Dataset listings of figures
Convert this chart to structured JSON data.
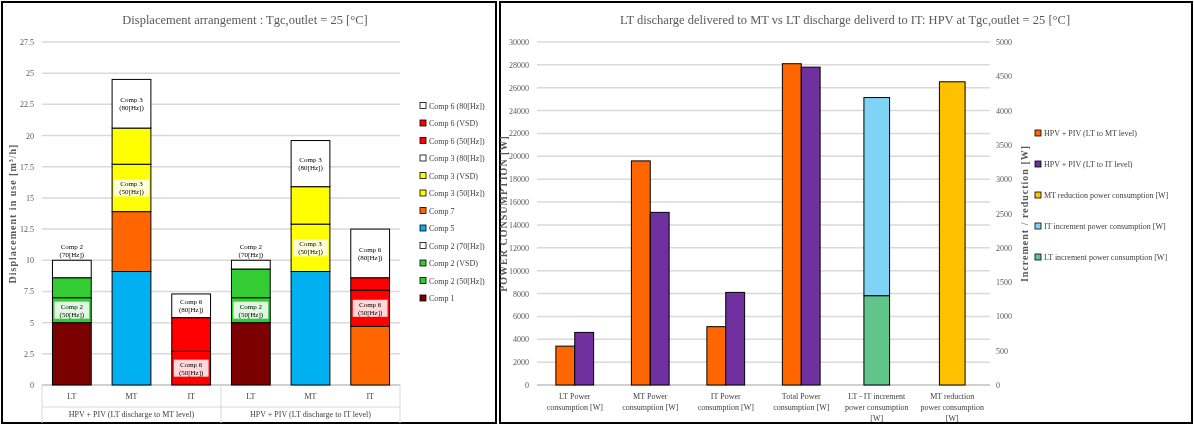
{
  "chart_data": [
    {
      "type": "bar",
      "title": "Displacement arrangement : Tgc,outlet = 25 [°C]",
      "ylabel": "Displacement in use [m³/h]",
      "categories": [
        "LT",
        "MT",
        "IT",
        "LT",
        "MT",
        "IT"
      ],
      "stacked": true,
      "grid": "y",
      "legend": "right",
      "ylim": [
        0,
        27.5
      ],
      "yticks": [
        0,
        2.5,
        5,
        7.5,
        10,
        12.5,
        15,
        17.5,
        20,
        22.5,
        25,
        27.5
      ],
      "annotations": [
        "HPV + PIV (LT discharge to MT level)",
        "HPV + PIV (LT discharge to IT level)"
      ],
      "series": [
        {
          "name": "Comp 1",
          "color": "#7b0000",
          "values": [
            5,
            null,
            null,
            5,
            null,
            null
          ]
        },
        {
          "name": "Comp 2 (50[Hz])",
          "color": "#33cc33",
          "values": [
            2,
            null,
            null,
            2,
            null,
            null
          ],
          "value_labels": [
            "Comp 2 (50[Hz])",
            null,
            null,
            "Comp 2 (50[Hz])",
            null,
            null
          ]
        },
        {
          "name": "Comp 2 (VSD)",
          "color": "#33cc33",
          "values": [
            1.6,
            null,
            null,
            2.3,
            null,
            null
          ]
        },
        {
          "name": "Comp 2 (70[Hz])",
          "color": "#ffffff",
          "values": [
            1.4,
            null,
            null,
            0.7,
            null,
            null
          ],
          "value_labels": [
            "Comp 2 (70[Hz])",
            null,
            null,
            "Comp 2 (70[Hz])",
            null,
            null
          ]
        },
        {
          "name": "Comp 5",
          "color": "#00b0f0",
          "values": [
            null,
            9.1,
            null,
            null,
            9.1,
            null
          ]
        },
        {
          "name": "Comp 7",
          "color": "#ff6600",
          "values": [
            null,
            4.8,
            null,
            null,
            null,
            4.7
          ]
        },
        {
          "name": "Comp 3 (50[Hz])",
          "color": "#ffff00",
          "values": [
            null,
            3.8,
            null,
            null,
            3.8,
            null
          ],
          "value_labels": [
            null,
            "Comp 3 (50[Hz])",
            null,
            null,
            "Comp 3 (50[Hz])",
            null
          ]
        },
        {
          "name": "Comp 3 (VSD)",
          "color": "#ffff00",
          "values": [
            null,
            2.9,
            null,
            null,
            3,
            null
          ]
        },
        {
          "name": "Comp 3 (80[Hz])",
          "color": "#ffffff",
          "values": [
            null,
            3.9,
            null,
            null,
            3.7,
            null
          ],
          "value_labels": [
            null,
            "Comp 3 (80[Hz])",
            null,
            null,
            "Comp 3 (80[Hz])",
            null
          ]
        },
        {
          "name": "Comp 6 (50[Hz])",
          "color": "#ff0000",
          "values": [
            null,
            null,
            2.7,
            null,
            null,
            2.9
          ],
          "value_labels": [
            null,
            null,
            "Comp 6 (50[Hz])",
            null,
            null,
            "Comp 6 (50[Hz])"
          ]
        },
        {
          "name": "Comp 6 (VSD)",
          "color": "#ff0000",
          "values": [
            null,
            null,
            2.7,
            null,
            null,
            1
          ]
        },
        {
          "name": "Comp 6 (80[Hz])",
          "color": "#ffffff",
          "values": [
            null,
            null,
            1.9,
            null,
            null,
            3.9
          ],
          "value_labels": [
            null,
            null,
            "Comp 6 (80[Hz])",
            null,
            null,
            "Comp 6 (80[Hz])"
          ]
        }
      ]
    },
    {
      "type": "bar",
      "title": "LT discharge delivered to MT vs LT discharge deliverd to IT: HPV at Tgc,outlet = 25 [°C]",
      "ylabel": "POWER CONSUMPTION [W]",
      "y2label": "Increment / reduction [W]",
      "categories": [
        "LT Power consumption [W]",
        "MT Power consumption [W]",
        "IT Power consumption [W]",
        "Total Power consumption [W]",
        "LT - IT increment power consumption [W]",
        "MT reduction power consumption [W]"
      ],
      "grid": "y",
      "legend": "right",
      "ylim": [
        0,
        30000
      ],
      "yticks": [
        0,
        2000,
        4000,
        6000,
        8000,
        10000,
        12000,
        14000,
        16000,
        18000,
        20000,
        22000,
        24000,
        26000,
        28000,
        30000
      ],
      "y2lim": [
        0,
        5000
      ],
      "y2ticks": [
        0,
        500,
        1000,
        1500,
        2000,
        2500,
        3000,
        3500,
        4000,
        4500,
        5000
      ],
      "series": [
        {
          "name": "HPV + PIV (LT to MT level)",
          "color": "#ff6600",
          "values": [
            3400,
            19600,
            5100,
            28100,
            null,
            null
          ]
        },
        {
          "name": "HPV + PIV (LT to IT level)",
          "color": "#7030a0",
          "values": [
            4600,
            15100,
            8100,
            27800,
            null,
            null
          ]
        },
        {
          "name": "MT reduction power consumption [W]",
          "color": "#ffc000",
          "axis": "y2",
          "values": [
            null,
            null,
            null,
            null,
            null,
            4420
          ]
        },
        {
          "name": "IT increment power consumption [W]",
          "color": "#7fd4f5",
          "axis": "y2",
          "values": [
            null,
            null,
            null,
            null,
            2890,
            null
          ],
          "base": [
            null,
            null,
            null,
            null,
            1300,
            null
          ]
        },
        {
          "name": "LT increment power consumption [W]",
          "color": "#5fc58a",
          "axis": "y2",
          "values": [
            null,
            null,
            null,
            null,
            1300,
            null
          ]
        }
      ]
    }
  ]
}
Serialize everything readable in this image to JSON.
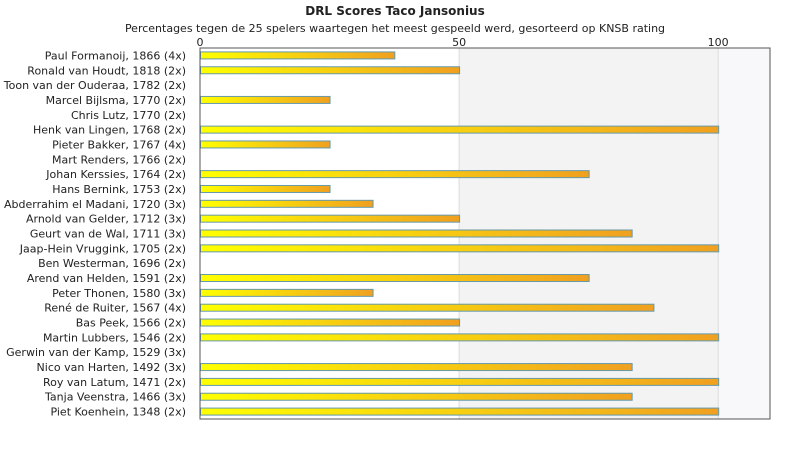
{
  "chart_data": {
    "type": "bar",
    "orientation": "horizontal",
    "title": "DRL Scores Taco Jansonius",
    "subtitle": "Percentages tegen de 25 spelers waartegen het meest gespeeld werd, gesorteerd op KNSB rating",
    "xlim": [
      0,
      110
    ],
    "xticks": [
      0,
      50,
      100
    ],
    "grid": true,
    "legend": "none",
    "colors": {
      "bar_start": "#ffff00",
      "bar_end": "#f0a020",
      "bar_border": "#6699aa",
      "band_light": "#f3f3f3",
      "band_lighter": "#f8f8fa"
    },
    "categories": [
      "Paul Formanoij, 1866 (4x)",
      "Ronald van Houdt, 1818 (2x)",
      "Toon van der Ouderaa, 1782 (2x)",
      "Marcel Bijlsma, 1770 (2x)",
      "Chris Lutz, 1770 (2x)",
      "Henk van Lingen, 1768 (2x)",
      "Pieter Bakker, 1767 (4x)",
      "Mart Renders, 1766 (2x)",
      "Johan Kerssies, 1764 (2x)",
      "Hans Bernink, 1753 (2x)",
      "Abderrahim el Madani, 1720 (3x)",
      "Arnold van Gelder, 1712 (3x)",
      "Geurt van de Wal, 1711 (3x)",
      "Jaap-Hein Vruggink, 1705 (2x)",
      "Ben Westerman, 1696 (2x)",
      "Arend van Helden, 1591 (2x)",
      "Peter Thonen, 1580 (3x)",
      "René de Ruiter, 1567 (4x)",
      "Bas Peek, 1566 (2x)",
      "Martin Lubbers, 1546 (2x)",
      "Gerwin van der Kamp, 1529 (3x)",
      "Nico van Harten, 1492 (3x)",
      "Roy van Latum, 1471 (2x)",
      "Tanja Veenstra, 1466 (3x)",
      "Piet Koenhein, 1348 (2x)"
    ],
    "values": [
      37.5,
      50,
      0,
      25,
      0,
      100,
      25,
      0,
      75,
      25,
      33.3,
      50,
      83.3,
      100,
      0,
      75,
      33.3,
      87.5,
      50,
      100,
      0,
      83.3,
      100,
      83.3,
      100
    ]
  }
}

TASK INSTRUCTIONS:
In the copy, leave out all pictures, and retype exactly each line from the one with "Serialize everything readable" through the last line of the entries.

COMPLETE ANSWER:
Serialize everything readable in this image to JSON.
{
  "chart_data": {
    "type": "bar",
    "orientation": "horizontal",
    "title": "DRL Scores Taco Jansonius",
    "subtitle": "Percentages tegen de 25 spelers waartegen het meest gespeeld werd, gesorteerd op KNSB rating",
    "xlim": [
      0,
      110
    ],
    "xticks": [
      0,
      50,
      100
    ],
    "grid": true,
    "legend": "none",
    "colors": {
      "bar_start": "#ffff00",
      "bar_end": "#f0a020",
      "bar_border": "#6699aa",
      "band_light": "#f3f3f3",
      "band_lighter": "#f8f8fa"
    },
    "categories": [
      "Paul Formanoij, 1866 (4x)",
      "Ronald van Houdt, 1818 (2x)",
      "Toon van der Ouderaa, 1782 (2x)",
      "Marcel Bijlsma, 1770 (2x)",
      "Chris Lutz, 1770 (2x)",
      "Henk van Lingen, 1768 (2x)",
      "Pieter Bakker, 1767 (4x)",
      "Mart Renders, 1766 (2x)",
      "Johan Kerssies, 1764 (2x)",
      "Hans Bernink, 1753 (2x)",
      "Abderrahim el Madani, 1720 (3x)",
      "Arnold van Gelder, 1712 (3x)",
      "Geurt van de Wal, 1711 (3x)",
      "Jaap-Hein Vruggink, 1705 (2x)",
      "Ben Westerman, 1696 (2x)",
      "Arend van Helden, 1591 (2x)",
      "Peter Thonen, 1580 (3x)",
      "René de Ruiter, 1567 (4x)",
      "Bas Peek, 1566 (2x)",
      "Martin Lubbers, 1546 (2x)",
      "Gerwin van der Kamp, 1529 (3x)",
      "Nico van Harten, 1492 (3x)",
      "Roy van Latum, 1471 (2x)",
      "Tanja Veenstra, 1466 (3x)",
      "Piet Koenhein, 1348 (2x)"
    ],
    "values": [
      37.5,
      50,
      0,
      25,
      0,
      100,
      25,
      0,
      75,
      25,
      33.3,
      50,
      83.3,
      100,
      0,
      75,
      33.3,
      87.5,
      50,
      100,
      0,
      83.3,
      100,
      83.3,
      100
    ]
  }
}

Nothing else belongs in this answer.